• **Task instructions**: Your task is to copy the material exactly.

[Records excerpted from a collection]
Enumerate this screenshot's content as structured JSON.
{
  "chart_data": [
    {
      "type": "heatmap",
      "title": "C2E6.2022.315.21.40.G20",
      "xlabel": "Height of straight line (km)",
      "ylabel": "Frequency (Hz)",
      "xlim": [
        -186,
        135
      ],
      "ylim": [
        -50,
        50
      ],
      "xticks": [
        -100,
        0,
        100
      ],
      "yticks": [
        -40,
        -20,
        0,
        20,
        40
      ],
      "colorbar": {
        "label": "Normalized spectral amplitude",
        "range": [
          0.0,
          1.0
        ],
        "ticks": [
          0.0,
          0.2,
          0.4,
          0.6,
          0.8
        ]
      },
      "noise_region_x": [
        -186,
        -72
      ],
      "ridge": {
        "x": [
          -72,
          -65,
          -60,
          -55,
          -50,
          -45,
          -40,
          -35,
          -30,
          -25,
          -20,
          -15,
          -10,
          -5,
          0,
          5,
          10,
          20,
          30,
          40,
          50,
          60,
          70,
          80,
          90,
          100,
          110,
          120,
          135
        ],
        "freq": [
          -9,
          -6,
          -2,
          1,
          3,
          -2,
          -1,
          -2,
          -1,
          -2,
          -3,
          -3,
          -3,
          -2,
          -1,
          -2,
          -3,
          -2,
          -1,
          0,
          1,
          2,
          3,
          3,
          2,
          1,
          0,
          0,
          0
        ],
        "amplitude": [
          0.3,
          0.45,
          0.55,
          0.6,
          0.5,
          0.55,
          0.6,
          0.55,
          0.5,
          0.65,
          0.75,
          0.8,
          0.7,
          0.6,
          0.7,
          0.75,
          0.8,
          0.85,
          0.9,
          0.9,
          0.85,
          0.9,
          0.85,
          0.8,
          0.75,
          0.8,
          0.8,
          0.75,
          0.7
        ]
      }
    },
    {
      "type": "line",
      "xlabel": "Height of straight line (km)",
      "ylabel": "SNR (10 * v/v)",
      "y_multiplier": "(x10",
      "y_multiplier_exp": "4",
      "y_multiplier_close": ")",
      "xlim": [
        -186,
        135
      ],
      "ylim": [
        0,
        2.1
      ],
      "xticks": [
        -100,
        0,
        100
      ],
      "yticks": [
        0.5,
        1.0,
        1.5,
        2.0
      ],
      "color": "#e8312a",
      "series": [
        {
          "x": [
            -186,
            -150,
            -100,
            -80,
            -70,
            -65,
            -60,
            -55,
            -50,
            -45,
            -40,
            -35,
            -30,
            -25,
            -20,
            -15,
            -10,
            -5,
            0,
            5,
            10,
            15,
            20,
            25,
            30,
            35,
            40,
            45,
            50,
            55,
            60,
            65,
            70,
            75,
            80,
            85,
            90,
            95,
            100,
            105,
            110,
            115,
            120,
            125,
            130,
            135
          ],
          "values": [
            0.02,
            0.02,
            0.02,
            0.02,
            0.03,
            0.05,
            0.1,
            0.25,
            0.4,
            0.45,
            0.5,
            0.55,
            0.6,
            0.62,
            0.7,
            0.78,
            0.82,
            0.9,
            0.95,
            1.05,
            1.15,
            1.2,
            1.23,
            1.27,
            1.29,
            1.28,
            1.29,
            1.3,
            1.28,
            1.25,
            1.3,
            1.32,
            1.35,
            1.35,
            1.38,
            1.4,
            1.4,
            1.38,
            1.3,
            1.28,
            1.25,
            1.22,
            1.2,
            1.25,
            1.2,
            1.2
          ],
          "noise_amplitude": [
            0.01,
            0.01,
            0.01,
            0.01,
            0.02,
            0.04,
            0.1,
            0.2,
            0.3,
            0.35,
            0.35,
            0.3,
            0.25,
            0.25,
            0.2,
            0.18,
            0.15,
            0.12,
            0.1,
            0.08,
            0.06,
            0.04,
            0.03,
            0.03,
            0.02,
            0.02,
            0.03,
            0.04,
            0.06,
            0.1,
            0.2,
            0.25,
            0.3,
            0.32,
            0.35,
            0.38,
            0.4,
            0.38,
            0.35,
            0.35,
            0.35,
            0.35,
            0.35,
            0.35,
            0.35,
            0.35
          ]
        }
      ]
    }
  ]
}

• **Exercise output**:
Enumerate this screenshot's content as structured JSON.
{
  "chart_data": [
    {
      "type": "heatmap",
      "title": "C2E6.2022.315.21.40.G20",
      "xlabel": "Height of straight line (km)",
      "ylabel": "Frequency (Hz)",
      "xlim": [
        -186,
        135
      ],
      "ylim": [
        -50,
        50
      ],
      "xticks": [
        -100,
        0,
        100
      ],
      "yticks": [
        -40,
        -20,
        0,
        20,
        40
      ],
      "colorbar": {
        "label": "Normalized spectral amplitude",
        "range": [
          0.0,
          1.0
        ],
        "ticks": [
          0.0,
          0.2,
          0.4,
          0.6,
          0.8
        ]
      },
      "noise_region_x": [
        -186,
        -72
      ],
      "ridge": {
        "x": [
          -72,
          -65,
          -60,
          -55,
          -50,
          -45,
          -40,
          -35,
          -30,
          -25,
          -20,
          -15,
          -10,
          -5,
          0,
          5,
          10,
          20,
          30,
          40,
          50,
          60,
          70,
          80,
          90,
          100,
          110,
          120,
          135
        ],
        "freq": [
          -9,
          -6,
          -2,
          1,
          3,
          -2,
          -1,
          -2,
          -1,
          -2,
          -3,
          -3,
          -3,
          -2,
          -1,
          -2,
          -3,
          -2,
          -1,
          0,
          1,
          2,
          3,
          3,
          2,
          1,
          0,
          0,
          0
        ],
        "amplitude": [
          0.3,
          0.45,
          0.55,
          0.6,
          0.5,
          0.55,
          0.6,
          0.55,
          0.5,
          0.65,
          0.75,
          0.8,
          0.7,
          0.6,
          0.7,
          0.75,
          0.8,
          0.85,
          0.9,
          0.9,
          0.85,
          0.9,
          0.85,
          0.8,
          0.75,
          0.8,
          0.8,
          0.75,
          0.7
        ]
      }
    },
    {
      "type": "line",
      "xlabel": "Height of straight line (km)",
      "ylabel": "SNR (10 * v/v)",
      "y_multiplier": "(x10",
      "y_multiplier_exp": "4",
      "y_multiplier_close": ")",
      "xlim": [
        -186,
        135
      ],
      "ylim": [
        0,
        2.1
      ],
      "xticks": [
        -100,
        0,
        100
      ],
      "yticks": [
        0.5,
        1.0,
        1.5,
        2.0
      ],
      "color": "#e8312a",
      "series": [
        {
          "x": [
            -186,
            -150,
            -100,
            -80,
            -70,
            -65,
            -60,
            -55,
            -50,
            -45,
            -40,
            -35,
            -30,
            -25,
            -20,
            -15,
            -10,
            -5,
            0,
            5,
            10,
            15,
            20,
            25,
            30,
            35,
            40,
            45,
            50,
            55,
            60,
            65,
            70,
            75,
            80,
            85,
            90,
            95,
            100,
            105,
            110,
            115,
            120,
            125,
            130,
            135
          ],
          "values": [
            0.02,
            0.02,
            0.02,
            0.02,
            0.03,
            0.05,
            0.1,
            0.25,
            0.4,
            0.45,
            0.5,
            0.55,
            0.6,
            0.62,
            0.7,
            0.78,
            0.82,
            0.9,
            0.95,
            1.05,
            1.15,
            1.2,
            1.23,
            1.27,
            1.29,
            1.28,
            1.29,
            1.3,
            1.28,
            1.25,
            1.3,
            1.32,
            1.35,
            1.35,
            1.38,
            1.4,
            1.4,
            1.38,
            1.3,
            1.28,
            1.25,
            1.22,
            1.2,
            1.25,
            1.2,
            1.2
          ],
          "noise_amplitude": [
            0.01,
            0.01,
            0.01,
            0.01,
            0.02,
            0.04,
            0.1,
            0.2,
            0.3,
            0.35,
            0.35,
            0.3,
            0.25,
            0.25,
            0.2,
            0.18,
            0.15,
            0.12,
            0.1,
            0.08,
            0.06,
            0.04,
            0.03,
            0.03,
            0.02,
            0.02,
            0.03,
            0.04,
            0.06,
            0.1,
            0.2,
            0.25,
            0.3,
            0.32,
            0.35,
            0.38,
            0.4,
            0.38,
            0.35,
            0.35,
            0.35,
            0.35,
            0.35,
            0.35,
            0.35,
            0.35
          ]
        }
      ]
    }
  ]
}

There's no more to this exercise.